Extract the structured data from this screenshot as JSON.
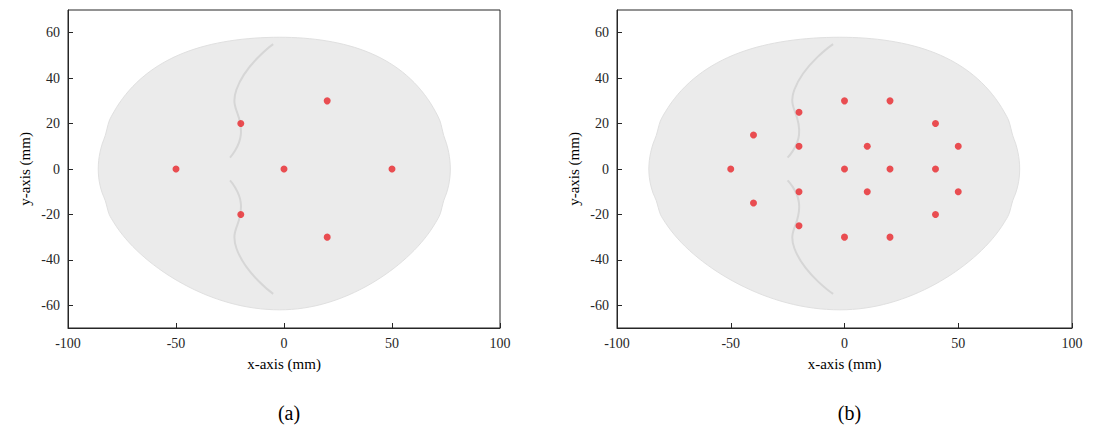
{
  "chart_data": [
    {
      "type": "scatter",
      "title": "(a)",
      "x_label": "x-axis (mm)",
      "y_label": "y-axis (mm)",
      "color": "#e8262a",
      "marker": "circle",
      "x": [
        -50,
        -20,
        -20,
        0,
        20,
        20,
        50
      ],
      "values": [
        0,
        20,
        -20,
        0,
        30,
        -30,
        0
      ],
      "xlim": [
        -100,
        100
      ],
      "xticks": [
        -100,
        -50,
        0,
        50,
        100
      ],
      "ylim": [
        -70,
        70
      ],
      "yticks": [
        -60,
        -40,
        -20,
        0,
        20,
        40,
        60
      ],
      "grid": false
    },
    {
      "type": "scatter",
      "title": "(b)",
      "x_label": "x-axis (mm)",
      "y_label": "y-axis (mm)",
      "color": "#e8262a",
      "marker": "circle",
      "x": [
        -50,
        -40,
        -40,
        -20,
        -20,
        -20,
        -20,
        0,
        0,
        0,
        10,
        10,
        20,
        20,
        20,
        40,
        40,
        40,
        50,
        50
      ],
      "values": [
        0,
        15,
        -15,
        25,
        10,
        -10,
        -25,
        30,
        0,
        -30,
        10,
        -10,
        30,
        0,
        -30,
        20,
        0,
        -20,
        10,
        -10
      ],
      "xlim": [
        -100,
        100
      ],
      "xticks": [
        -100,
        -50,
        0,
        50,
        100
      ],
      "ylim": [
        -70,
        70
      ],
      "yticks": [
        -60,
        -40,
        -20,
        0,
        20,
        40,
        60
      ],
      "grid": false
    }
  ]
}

- WORK INSTRUCTIONS -
Copy every line of the data word for word, omitting the images.

- ANSWER TO THIS EXERCISE -
Extract the structured data from this screenshot as JSON.
{
  "chart_data": [
    {
      "type": "scatter",
      "title": "(a)",
      "x_label": "x-axis (mm)",
      "y_label": "y-axis (mm)",
      "color": "#e8262a",
      "marker": "circle",
      "x": [
        -50,
        -20,
        -20,
        0,
        20,
        20,
        50
      ],
      "values": [
        0,
        20,
        -20,
        0,
        30,
        -30,
        0
      ],
      "xlim": [
        -100,
        100
      ],
      "xticks": [
        -100,
        -50,
        0,
        50,
        100
      ],
      "ylim": [
        -70,
        70
      ],
      "yticks": [
        -60,
        -40,
        -20,
        0,
        20,
        40,
        60
      ],
      "grid": false
    },
    {
      "type": "scatter",
      "title": "(b)",
      "x_label": "x-axis (mm)",
      "y_label": "y-axis (mm)",
      "color": "#e8262a",
      "marker": "circle",
      "x": [
        -50,
        -40,
        -40,
        -20,
        -20,
        -20,
        -20,
        0,
        0,
        0,
        10,
        10,
        20,
        20,
        20,
        40,
        40,
        40,
        50,
        50
      ],
      "values": [
        0,
        15,
        -15,
        25,
        10,
        -10,
        -25,
        30,
        0,
        -30,
        10,
        -10,
        30,
        0,
        -30,
        20,
        0,
        -20,
        10,
        -10
      ],
      "xlim": [
        -100,
        100
      ],
      "xticks": [
        -100,
        -50,
        0,
        50,
        100
      ],
      "ylim": [
        -70,
        70
      ],
      "yticks": [
        -60,
        -40,
        -20,
        0,
        20,
        40,
        60
      ],
      "grid": false
    }
  ]
}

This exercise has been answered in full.